Entries from a visual dataset:
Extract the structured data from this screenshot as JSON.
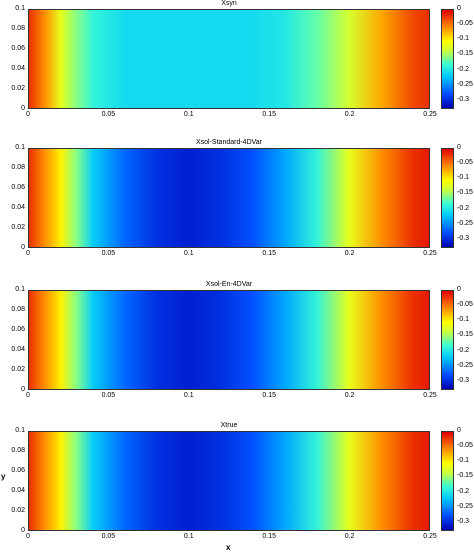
{
  "chart_data": [
    {
      "type": "heatmap",
      "title": "Xsyn",
      "xlim": [
        0,
        0.25
      ],
      "ylim": [
        0,
        0.1
      ],
      "x_ticks": [
        "0",
        "0.05",
        "0.1",
        "0.15",
        "0.2",
        "0.25"
      ],
      "y_ticks": [
        "0",
        "0.02",
        "0.04",
        "0.06",
        "0.08",
        "0.1"
      ],
      "colorbar_ticks": [
        "0",
        "-0.05",
        "-0.1",
        "-0.15",
        "-0.2",
        "-0.25",
        "-0.3"
      ],
      "clim": [
        -0.33,
        0
      ],
      "x_profile": [
        0,
        0.01,
        0.02,
        0.03,
        0.04,
        0.06,
        0.08,
        0.1,
        0.12,
        0.14,
        0.16,
        0.18,
        0.2,
        0.22,
        0.24,
        0.25
      ],
      "values": [
        -0.02,
        -0.06,
        -0.12,
        -0.16,
        -0.19,
        -0.21,
        -0.21,
        -0.21,
        -0.21,
        -0.21,
        -0.2,
        -0.17,
        -0.13,
        -0.07,
        -0.03,
        -0.02
      ]
    },
    {
      "type": "heatmap",
      "title": "Xsol-Standard-4DVar",
      "xlim": [
        0,
        0.25
      ],
      "ylim": [
        0,
        0.1
      ],
      "x_ticks": [
        "0",
        "0.05",
        "0.1",
        "0.15",
        "0.2",
        "0.25"
      ],
      "y_ticks": [
        "0",
        "0.02",
        "0.04",
        "0.06",
        "0.08",
        "0.1"
      ],
      "colorbar_ticks": [
        "0",
        "-0.05",
        "-0.1",
        "-0.15",
        "-0.2",
        "-0.25",
        "-0.3"
      ],
      "clim": [
        -0.33,
        0
      ],
      "x_profile": [
        0,
        0.01,
        0.02,
        0.03,
        0.04,
        0.06,
        0.08,
        0.1,
        0.12,
        0.14,
        0.16,
        0.18,
        0.2,
        0.22,
        0.24,
        0.25
      ],
      "values": [
        -0.02,
        -0.06,
        -0.1,
        -0.16,
        -0.22,
        -0.27,
        -0.3,
        -0.31,
        -0.3,
        -0.28,
        -0.24,
        -0.19,
        -0.12,
        -0.06,
        -0.02,
        -0.01
      ]
    },
    {
      "type": "heatmap",
      "title": "Xsol-En-4DVar",
      "xlim": [
        0,
        0.25
      ],
      "ylim": [
        0,
        0.1
      ],
      "x_ticks": [
        "0",
        "0.05",
        "0.1",
        "0.15",
        "0.2",
        "0.25"
      ],
      "y_ticks": [
        "0",
        "0.02",
        "0.04",
        "0.06",
        "0.08",
        "0.1"
      ],
      "colorbar_ticks": [
        "0",
        "-0.05",
        "-0.1",
        "-0.15",
        "-0.2",
        "-0.25",
        "-0.3"
      ],
      "clim": [
        -0.33,
        0
      ],
      "x_profile": [
        0,
        0.01,
        0.02,
        0.03,
        0.04,
        0.06,
        0.08,
        0.1,
        0.12,
        0.14,
        0.16,
        0.18,
        0.2,
        0.22,
        0.24,
        0.25
      ],
      "values": [
        -0.02,
        -0.06,
        -0.1,
        -0.16,
        -0.22,
        -0.27,
        -0.3,
        -0.31,
        -0.3,
        -0.28,
        -0.24,
        -0.19,
        -0.12,
        -0.06,
        -0.02,
        -0.01
      ]
    },
    {
      "type": "heatmap",
      "title": "Xtrue",
      "xlabel": "x",
      "ylabel": "y",
      "xlim": [
        0,
        0.25
      ],
      "ylim": [
        0,
        0.1
      ],
      "x_ticks": [
        "0",
        "0.05",
        "0.1",
        "0.15",
        "0.2",
        "0.25"
      ],
      "y_ticks": [
        "0",
        "0.02",
        "0.04",
        "0.06",
        "0.08",
        "0.1"
      ],
      "colorbar_ticks": [
        "0",
        "-0.05",
        "-0.1",
        "-0.15",
        "-0.2",
        "-0.25",
        "-0.3"
      ],
      "clim": [
        -0.33,
        0
      ],
      "x_profile": [
        0,
        0.01,
        0.02,
        0.03,
        0.04,
        0.06,
        0.08,
        0.1,
        0.12,
        0.14,
        0.16,
        0.18,
        0.2,
        0.22,
        0.24,
        0.25
      ],
      "values": [
        -0.02,
        -0.06,
        -0.1,
        -0.16,
        -0.22,
        -0.27,
        -0.3,
        -0.31,
        -0.3,
        -0.28,
        -0.24,
        -0.19,
        -0.12,
        -0.06,
        -0.02,
        -0.01
      ]
    }
  ]
}
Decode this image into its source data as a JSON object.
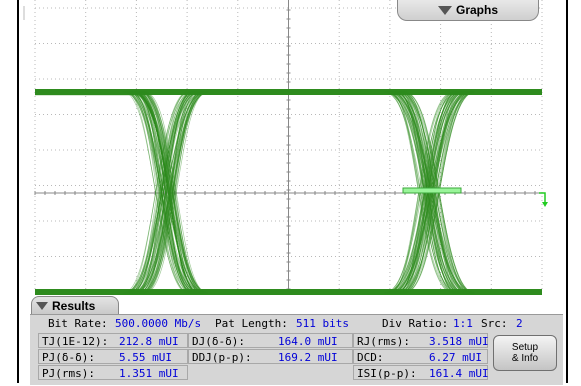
{
  "graphs_tab": {
    "label": "Graphs",
    "icon": "triangle-down-icon"
  },
  "results_tab": {
    "label": "Results",
    "icon": "triangle-down-icon"
  },
  "colors": {
    "trace": "#2e8b1e",
    "grid": "#b8b8b8",
    "value_text": "#0000d8",
    "panel": "#d6d6d6"
  },
  "summary": {
    "bit_rate_label": "Bit Rate:",
    "bit_rate_value": "500.0000 Mb/s",
    "pat_length_label": "Pat Length:",
    "pat_length_value": "511 bits",
    "div_ratio_label": "Div Ratio:",
    "div_ratio_value": "1:1",
    "src_label": "Src:",
    "src_value": "2"
  },
  "measurements": {
    "tj_label": "TJ(1E-12):",
    "tj_value": "212.8 mUI",
    "dj_label": "DJ(δ-δ):",
    "dj_value": "164.0 mUI",
    "rj_label": "RJ(rms):",
    "rj_value": "3.518 mUI",
    "pjdd_label": "PJ(δ-δ):",
    "pjdd_value": "5.55 mUI",
    "ddj_label": "DDJ(p-p):",
    "ddj_value": "169.2 mUI",
    "dcd_label": "DCD:",
    "dcd_value": "6.27 mUI",
    "pjrms_label": "PJ(rms):",
    "pjrms_value": "1.351 mUI",
    "isi_label": "ISI(p-p):",
    "isi_value": "161.4 mUI"
  },
  "setup_button": {
    "line1": "Setup",
    "line2": "& Info"
  }
}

◆ Do this
Reproduce all the records verbatim, excluding images.

◆ Response to this exercise
Extract the structured data from this screenshot as JSON.
{
  "chart_data": [
    {
      "type": "heatmap",
      "title": "Xsyn",
      "xlim": [
        0,
        0.25
      ],
      "ylim": [
        0,
        0.1
      ],
      "x_ticks": [
        "0",
        "0.05",
        "0.1",
        "0.15",
        "0.2",
        "0.25"
      ],
      "y_ticks": [
        "0",
        "0.02",
        "0.04",
        "0.06",
        "0.08",
        "0.1"
      ],
      "colorbar_ticks": [
        "0",
        "-0.05",
        "-0.1",
        "-0.15",
        "-0.2",
        "-0.25",
        "-0.3"
      ],
      "clim": [
        -0.33,
        0
      ],
      "x_profile": [
        0,
        0.01,
        0.02,
        0.03,
        0.04,
        0.06,
        0.08,
        0.1,
        0.12,
        0.14,
        0.16,
        0.18,
        0.2,
        0.22,
        0.24,
        0.25
      ],
      "values": [
        -0.02,
        -0.06,
        -0.12,
        -0.16,
        -0.19,
        -0.21,
        -0.21,
        -0.21,
        -0.21,
        -0.21,
        -0.2,
        -0.17,
        -0.13,
        -0.07,
        -0.03,
        -0.02
      ]
    },
    {
      "type": "heatmap",
      "title": "Xsol-Standard-4DVar",
      "xlim": [
        0,
        0.25
      ],
      "ylim": [
        0,
        0.1
      ],
      "x_ticks": [
        "0",
        "0.05",
        "0.1",
        "0.15",
        "0.2",
        "0.25"
      ],
      "y_ticks": [
        "0",
        "0.02",
        "0.04",
        "0.06",
        "0.08",
        "0.1"
      ],
      "colorbar_ticks": [
        "0",
        "-0.05",
        "-0.1",
        "-0.15",
        "-0.2",
        "-0.25",
        "-0.3"
      ],
      "clim": [
        -0.33,
        0
      ],
      "x_profile": [
        0,
        0.01,
        0.02,
        0.03,
        0.04,
        0.06,
        0.08,
        0.1,
        0.12,
        0.14,
        0.16,
        0.18,
        0.2,
        0.22,
        0.24,
        0.25
      ],
      "values": [
        -0.02,
        -0.06,
        -0.1,
        -0.16,
        -0.22,
        -0.27,
        -0.3,
        -0.31,
        -0.3,
        -0.28,
        -0.24,
        -0.19,
        -0.12,
        -0.06,
        -0.02,
        -0.01
      ]
    },
    {
      "type": "heatmap",
      "title": "Xsol-En-4DVar",
      "xlim": [
        0,
        0.25
      ],
      "ylim": [
        0,
        0.1
      ],
      "x_ticks": [
        "0",
        "0.05",
        "0.1",
        "0.15",
        "0.2",
        "0.25"
      ],
      "y_ticks": [
        "0",
        "0.02",
        "0.04",
        "0.06",
        "0.08",
        "0.1"
      ],
      "colorbar_ticks": [
        "0",
        "-0.05",
        "-0.1",
        "-0.15",
        "-0.2",
        "-0.25",
        "-0.3"
      ],
      "clim": [
        -0.33,
        0
      ],
      "x_profile": [
        0,
        0.01,
        0.02,
        0.03,
        0.04,
        0.06,
        0.08,
        0.1,
        0.12,
        0.14,
        0.16,
        0.18,
        0.2,
        0.22,
        0.24,
        0.25
      ],
      "values": [
        -0.02,
        -0.06,
        -0.1,
        -0.16,
        -0.22,
        -0.27,
        -0.3,
        -0.31,
        -0.3,
        -0.28,
        -0.24,
        -0.19,
        -0.12,
        -0.06,
        -0.02,
        -0.01
      ]
    },
    {
      "type": "heatmap",
      "title": "Xtrue",
      "xlabel": "x",
      "ylabel": "y",
      "xlim": [
        0,
        0.25
      ],
      "ylim": [
        0,
        0.1
      ],
      "x_ticks": [
        "0",
        "0.05",
        "0.1",
        "0.15",
        "0.2",
        "0.25"
      ],
      "y_ticks": [
        "0",
        "0.02",
        "0.04",
        "0.06",
        "0.08",
        "0.1"
      ],
      "colorbar_ticks": [
        "0",
        "-0.05",
        "-0.1",
        "-0.15",
        "-0.2",
        "-0.25",
        "-0.3"
      ],
      "clim": [
        -0.33,
        0
      ],
      "x_profile": [
        0,
        0.01,
        0.02,
        0.03,
        0.04,
        0.06,
        0.08,
        0.1,
        0.12,
        0.14,
        0.16,
        0.18,
        0.2,
        0.22,
        0.24,
        0.25
      ],
      "values": [
        -0.02,
        -0.06,
        -0.1,
        -0.16,
        -0.22,
        -0.27,
        -0.3,
        -0.31,
        -0.3,
        -0.28,
        -0.24,
        -0.19,
        -0.12,
        -0.06,
        -0.02,
        -0.01
      ]
    }
  ]
}
Decode this image into its source data as a JSON object.
{
  "graphs_tab": {
    "label": "Graphs",
    "icon": "triangle-down-icon"
  },
  "results_tab": {
    "label": "Results",
    "icon": "triangle-down-icon"
  },
  "colors": {
    "trace": "#2e8b1e",
    "grid": "#b8b8b8",
    "value_text": "#0000d8",
    "panel": "#d6d6d6"
  },
  "summary": {
    "bit_rate_label": "Bit Rate:",
    "bit_rate_value": "500.0000 Mb/s",
    "pat_length_label": "Pat Length:",
    "pat_length_value": "511 bits",
    "div_ratio_label": "Div Ratio:",
    "div_ratio_value": "1:1",
    "src_label": "Src:",
    "src_value": "2"
  },
  "measurements": {
    "tj_label": "TJ(1E-12):",
    "tj_value": "212.8 mUI",
    "dj_label": "DJ(δ-δ):",
    "dj_value": "164.0 mUI",
    "rj_label": "RJ(rms):",
    "rj_value": "3.518 mUI",
    "pjdd_label": "PJ(δ-δ):",
    "pjdd_value": "5.55 mUI",
    "ddj_label": "DDJ(p-p):",
    "ddj_value": "169.2 mUI",
    "dcd_label": "DCD:",
    "dcd_value": "6.27 mUI",
    "pjrms_label": "PJ(rms):",
    "pjrms_value": "1.351 mUI",
    "isi_label": "ISI(p-p):",
    "isi_value": "161.4 mUI"
  },
  "setup_button": {
    "line1": "Setup",
    "line2": "& Info"
  }
}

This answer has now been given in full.